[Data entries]
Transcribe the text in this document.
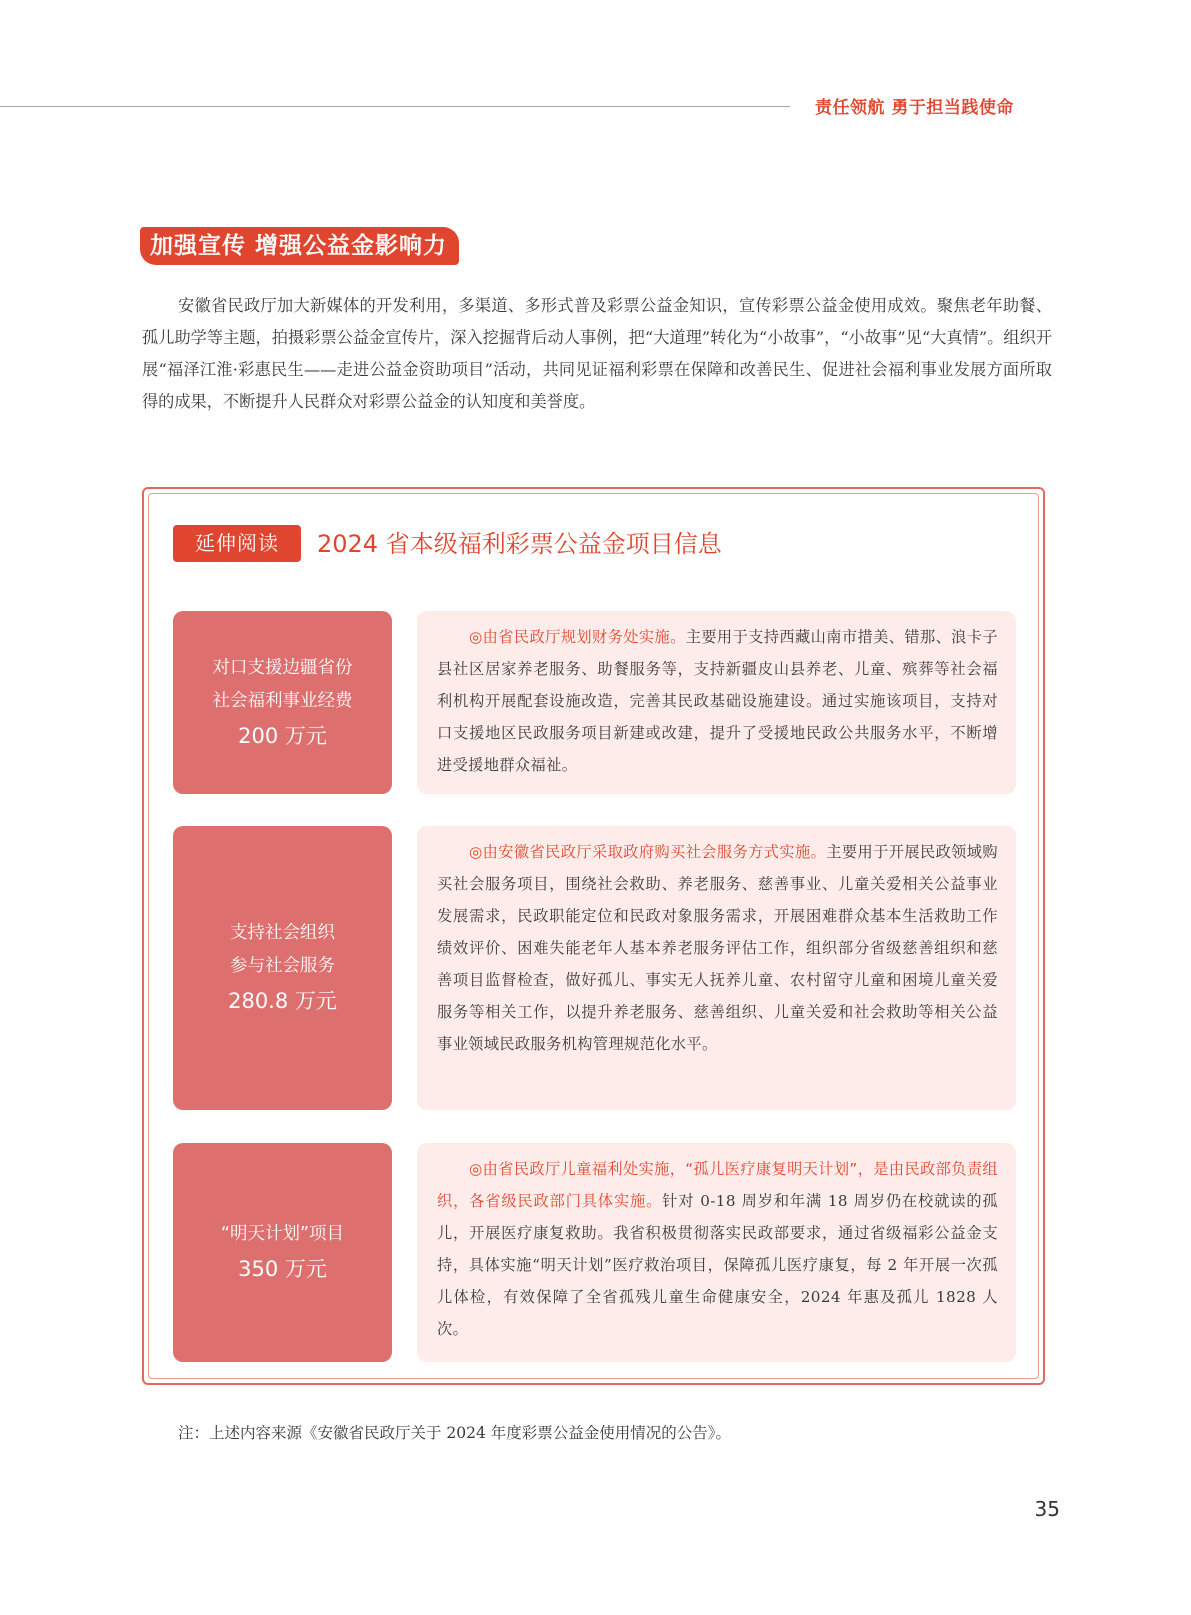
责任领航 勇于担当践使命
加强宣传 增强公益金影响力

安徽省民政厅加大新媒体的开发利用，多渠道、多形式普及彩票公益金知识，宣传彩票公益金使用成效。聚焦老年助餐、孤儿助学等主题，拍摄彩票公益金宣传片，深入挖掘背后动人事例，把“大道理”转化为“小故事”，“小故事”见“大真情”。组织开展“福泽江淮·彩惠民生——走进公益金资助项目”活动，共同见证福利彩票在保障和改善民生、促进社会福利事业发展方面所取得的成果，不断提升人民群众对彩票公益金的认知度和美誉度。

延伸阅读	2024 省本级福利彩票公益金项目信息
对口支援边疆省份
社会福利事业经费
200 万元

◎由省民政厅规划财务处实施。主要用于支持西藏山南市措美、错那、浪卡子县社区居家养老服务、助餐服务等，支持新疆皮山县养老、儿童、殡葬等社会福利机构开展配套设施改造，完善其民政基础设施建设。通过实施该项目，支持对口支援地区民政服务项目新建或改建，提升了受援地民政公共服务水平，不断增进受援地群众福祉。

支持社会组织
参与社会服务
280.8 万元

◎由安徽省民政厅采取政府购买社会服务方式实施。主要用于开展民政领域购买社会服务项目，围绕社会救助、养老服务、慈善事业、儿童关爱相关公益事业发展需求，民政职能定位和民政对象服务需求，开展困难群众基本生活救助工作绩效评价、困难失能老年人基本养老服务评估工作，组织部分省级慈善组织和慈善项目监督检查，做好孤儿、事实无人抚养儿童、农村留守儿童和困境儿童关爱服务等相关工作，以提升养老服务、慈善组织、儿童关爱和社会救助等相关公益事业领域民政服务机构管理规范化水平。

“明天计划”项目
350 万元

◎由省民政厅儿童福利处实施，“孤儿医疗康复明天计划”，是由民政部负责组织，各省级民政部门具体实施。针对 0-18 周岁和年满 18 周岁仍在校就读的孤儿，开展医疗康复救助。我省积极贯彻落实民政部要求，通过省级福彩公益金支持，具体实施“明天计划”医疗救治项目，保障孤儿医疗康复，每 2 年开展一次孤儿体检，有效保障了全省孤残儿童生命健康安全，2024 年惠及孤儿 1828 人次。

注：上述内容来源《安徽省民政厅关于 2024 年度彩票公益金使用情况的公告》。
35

What you should do: The entries above should be reproduced exactly, without their pictures.

Answer below:
Transcribe the text in this document.
责任领航 勇于担当践使命
加强宣传 增强公益金影响力

安徽省民政厅加大新媒体的开发利用，多渠道、多形式普及彩票公益金知识，宣传彩票公益金使用成效。聚焦老年助餐、孤儿助学等主题，拍摄彩票公益金宣传片，深入挖掘背后动人事例，把“大道理”转化为“小故事”，“小故事”见“大真情”。组织开展“福泽江淮·彩惠民生——走进公益金资助项目”活动，共同见证福利彩票在保障和改善民生、促进社会福利事业发展方面所取得的成果，不断提升人民群众对彩票公益金的认知度和美誉度。

延伸阅读	2024 省本级福利彩票公益金项目信息
对口支援边疆省份
社会福利事业经费
200 万元

◎由省民政厅规划财务处实施。主要用于支持西藏山南市措美、错那、浪卡子县社区居家养老服务、助餐服务等，支持新疆皮山县养老、儿童、殡葬等社会福利机构开展配套设施改造，完善其民政基础设施建设。通过实施该项目，支持对口支援地区民政服务项目新建或改建，提升了受援地民政公共服务水平，不断增进受援地群众福祉。

支持社会组织
参与社会服务
280.8 万元

◎由安徽省民政厅采取政府购买社会服务方式实施。主要用于开展民政领域购买社会服务项目，围绕社会救助、养老服务、慈善事业、儿童关爱相关公益事业发展需求，民政职能定位和民政对象服务需求，开展困难群众基本生活救助工作绩效评价、困难失能老年人基本养老服务评估工作，组织部分省级慈善组织和慈善项目监督检查，做好孤儿、事实无人抚养儿童、农村留守儿童和困境儿童关爱服务等相关工作，以提升养老服务、慈善组织、儿童关爱和社会救助等相关公益事业领域民政服务机构管理规范化水平。

“明天计划”项目
350 万元

◎由省民政厅儿童福利处实施，“孤儿医疗康复明天计划”，是由民政部负责组织，各省级民政部门具体实施。针对 0-18 周岁和年满 18 周岁仍在校就读的孤儿，开展医疗康复救助。我省积极贯彻落实民政部要求，通过省级福彩公益金支持，具体实施“明天计划”医疗救治项目，保障孤儿医疗康复，每 2 年开展一次孤儿体检，有效保障了全省孤残儿童生命健康安全，2024 年惠及孤儿 1828 人次。

注：上述内容来源《安徽省民政厅关于 2024 年度彩票公益金使用情况的公告》。
35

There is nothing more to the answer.